◆ Records for processing ◆
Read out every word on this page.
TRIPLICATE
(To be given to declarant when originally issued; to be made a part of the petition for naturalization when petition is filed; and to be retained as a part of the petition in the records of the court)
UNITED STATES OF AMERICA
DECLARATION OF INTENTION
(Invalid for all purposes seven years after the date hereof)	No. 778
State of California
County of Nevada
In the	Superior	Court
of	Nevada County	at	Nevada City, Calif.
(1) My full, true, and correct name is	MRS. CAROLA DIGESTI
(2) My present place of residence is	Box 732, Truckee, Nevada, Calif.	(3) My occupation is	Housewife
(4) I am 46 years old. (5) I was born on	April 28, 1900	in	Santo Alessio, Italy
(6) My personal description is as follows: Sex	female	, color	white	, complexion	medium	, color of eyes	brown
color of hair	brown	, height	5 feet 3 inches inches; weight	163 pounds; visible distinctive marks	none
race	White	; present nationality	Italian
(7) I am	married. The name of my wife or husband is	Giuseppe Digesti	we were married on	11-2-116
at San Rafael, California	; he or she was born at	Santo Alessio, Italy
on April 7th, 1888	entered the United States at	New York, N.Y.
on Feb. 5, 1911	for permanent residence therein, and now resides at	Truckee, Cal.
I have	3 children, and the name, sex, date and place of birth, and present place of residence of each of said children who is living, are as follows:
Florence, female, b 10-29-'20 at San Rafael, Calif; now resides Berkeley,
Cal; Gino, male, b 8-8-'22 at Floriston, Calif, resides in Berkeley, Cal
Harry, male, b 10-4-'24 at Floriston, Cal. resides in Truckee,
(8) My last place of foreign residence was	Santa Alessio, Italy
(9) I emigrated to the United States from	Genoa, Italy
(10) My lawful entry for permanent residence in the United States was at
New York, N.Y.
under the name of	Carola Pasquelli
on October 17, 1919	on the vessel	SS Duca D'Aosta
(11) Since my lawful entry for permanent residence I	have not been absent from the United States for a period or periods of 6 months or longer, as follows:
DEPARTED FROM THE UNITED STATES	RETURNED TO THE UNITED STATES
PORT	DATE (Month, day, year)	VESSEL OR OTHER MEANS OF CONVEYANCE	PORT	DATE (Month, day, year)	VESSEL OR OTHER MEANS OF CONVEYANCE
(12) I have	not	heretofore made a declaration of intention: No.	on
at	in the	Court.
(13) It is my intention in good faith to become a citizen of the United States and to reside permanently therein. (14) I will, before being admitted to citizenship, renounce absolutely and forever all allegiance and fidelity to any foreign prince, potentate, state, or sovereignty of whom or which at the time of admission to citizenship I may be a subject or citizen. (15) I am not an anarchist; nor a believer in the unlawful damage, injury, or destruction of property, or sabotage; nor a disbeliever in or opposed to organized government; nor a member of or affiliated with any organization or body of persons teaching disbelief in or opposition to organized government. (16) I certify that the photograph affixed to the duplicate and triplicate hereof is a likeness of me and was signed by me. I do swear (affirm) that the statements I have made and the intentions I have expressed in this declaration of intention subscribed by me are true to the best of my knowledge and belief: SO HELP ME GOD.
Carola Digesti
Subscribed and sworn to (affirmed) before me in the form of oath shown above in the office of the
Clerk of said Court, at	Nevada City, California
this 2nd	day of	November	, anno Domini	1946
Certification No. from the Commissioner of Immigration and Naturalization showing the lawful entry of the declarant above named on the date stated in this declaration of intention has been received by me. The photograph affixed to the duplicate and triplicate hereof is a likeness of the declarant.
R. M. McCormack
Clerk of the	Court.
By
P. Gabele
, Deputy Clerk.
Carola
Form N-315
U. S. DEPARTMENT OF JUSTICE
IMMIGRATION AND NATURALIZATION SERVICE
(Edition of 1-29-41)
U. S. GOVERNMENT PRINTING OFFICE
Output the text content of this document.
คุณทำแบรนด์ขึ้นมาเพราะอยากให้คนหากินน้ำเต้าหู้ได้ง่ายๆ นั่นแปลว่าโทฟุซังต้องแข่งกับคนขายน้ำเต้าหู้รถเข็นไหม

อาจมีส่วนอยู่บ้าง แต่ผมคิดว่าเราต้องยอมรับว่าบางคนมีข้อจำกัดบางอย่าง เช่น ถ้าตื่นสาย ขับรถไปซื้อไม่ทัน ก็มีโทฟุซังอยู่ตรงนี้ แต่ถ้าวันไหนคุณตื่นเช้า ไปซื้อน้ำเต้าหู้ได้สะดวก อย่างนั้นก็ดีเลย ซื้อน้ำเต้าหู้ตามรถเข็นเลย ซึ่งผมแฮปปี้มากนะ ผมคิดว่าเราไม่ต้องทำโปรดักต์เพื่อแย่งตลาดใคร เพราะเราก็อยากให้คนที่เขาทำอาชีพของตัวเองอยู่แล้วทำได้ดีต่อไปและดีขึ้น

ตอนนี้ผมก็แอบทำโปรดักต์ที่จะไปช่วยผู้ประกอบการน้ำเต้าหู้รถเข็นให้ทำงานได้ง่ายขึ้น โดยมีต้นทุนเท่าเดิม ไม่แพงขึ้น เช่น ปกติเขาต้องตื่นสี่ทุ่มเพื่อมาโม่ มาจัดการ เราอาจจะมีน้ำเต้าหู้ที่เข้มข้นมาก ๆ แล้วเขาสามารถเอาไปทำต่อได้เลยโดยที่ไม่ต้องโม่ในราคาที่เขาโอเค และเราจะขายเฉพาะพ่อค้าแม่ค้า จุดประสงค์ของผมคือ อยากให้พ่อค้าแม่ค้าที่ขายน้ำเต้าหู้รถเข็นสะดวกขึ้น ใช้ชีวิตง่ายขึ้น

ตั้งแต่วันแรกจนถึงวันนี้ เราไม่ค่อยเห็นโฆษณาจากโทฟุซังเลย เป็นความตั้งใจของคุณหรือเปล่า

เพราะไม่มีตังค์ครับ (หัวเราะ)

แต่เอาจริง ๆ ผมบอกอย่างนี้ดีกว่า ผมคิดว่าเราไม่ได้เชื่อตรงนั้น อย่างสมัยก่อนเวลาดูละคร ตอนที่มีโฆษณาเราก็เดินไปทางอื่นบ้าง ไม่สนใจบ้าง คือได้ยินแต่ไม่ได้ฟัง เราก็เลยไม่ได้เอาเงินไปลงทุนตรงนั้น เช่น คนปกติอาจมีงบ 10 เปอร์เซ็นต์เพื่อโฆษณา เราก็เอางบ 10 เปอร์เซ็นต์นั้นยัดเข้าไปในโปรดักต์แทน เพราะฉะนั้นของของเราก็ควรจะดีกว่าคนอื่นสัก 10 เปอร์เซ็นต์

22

◆ Description of the task ◆
From the listing above, copy all lines holding the word "Floriston".

◆ Final result ◆
Cal; Gino, male, b 8-8-'22 at Floriston, Calif, resides in Berkeley, Cal
Harry, male, b 10-4-'24 at Floriston, Cal. resides in Truckee,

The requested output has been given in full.